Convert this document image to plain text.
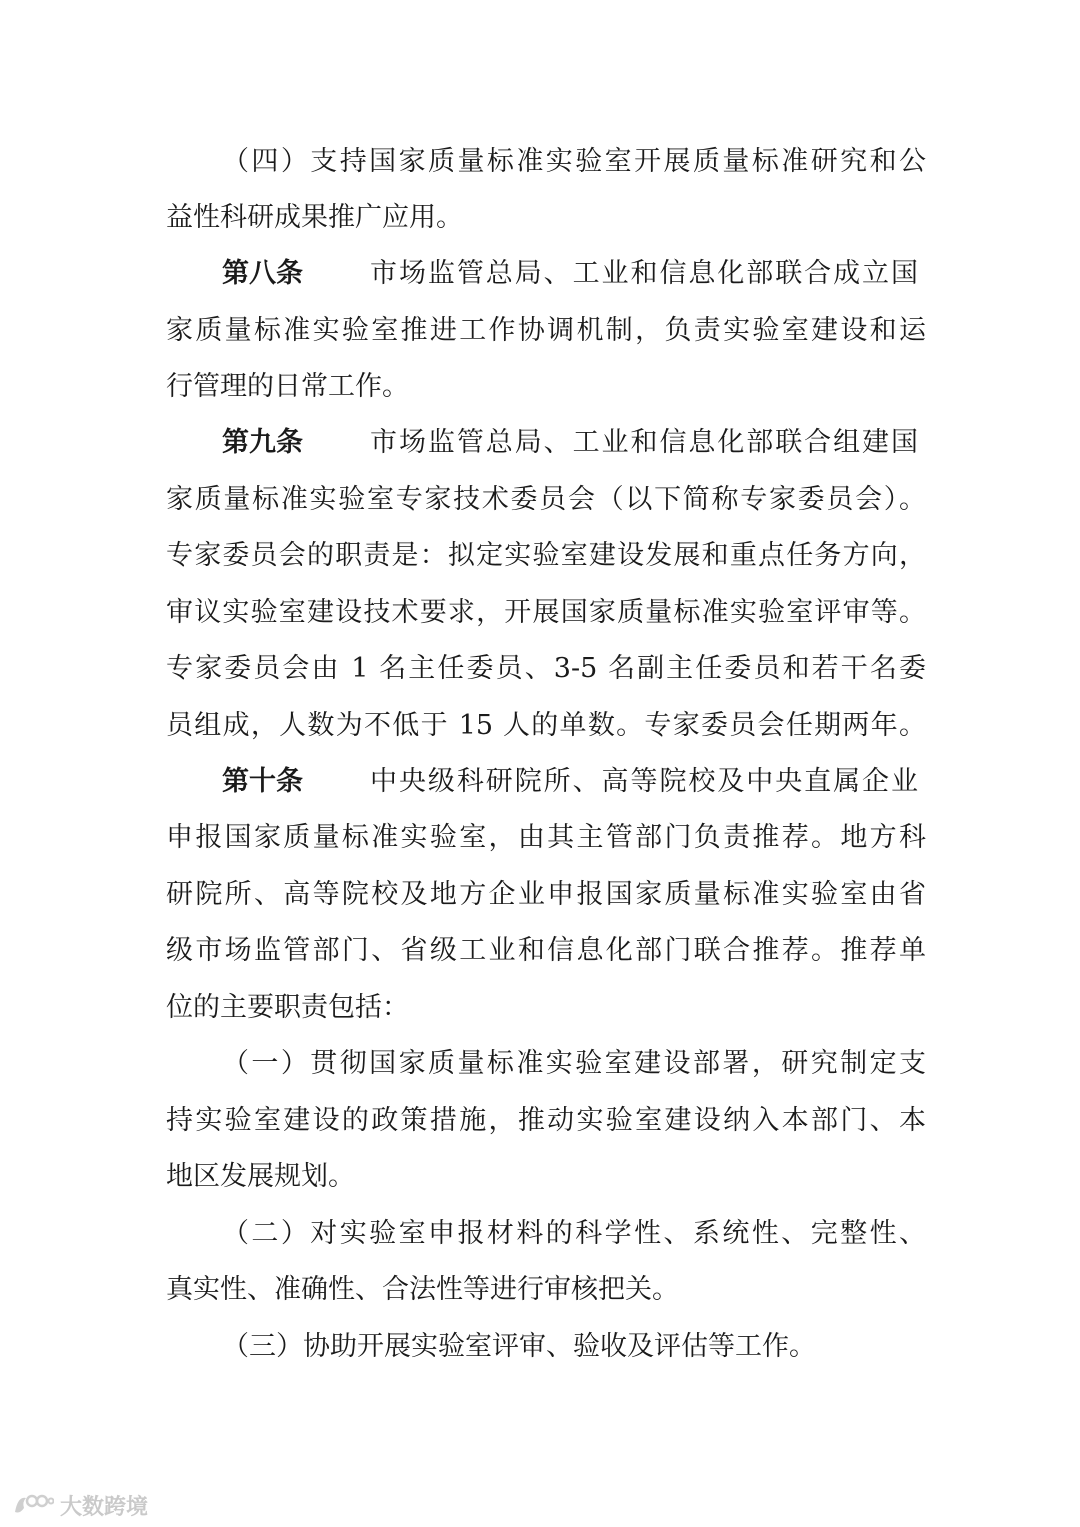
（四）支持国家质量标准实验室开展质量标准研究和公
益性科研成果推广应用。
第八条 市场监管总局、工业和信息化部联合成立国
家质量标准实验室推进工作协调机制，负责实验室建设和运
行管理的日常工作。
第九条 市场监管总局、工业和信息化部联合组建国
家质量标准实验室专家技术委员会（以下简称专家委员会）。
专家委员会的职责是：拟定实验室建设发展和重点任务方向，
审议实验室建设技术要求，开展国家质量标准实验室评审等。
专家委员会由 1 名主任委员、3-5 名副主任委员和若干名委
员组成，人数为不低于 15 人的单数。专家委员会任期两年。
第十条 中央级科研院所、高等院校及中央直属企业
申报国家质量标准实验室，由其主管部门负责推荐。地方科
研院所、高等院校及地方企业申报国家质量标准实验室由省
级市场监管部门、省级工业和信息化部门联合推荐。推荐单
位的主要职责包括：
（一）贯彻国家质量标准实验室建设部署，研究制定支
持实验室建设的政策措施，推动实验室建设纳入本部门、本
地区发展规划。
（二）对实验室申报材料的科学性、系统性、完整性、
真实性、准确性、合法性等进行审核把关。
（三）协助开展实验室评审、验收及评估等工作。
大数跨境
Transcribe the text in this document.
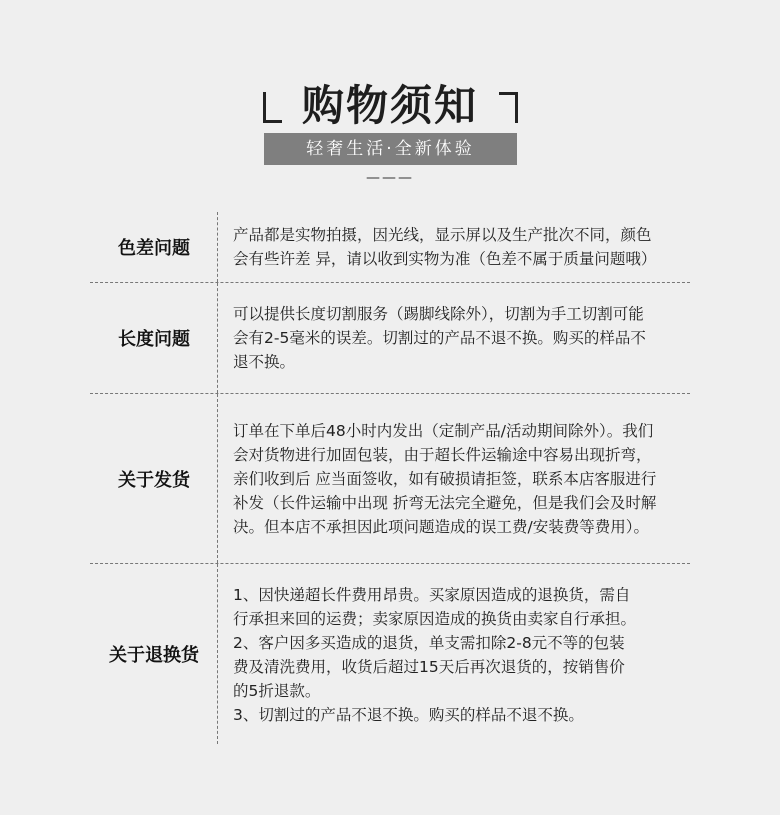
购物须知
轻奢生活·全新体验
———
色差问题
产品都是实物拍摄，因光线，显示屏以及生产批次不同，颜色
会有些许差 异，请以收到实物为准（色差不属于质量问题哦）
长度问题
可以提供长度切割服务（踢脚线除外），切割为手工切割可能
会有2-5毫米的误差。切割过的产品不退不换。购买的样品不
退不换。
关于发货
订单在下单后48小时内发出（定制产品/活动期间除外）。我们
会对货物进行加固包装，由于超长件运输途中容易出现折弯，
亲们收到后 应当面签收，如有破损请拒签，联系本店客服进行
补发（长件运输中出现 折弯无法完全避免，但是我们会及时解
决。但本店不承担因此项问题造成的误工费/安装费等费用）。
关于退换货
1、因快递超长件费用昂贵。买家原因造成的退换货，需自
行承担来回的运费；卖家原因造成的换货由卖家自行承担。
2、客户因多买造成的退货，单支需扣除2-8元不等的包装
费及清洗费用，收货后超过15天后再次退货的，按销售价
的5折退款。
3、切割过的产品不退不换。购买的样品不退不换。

What you have to do
The word "市场监管总局" may appear on some lines of these records; state how many such lines there are, and nothing else.

Answer for the task
2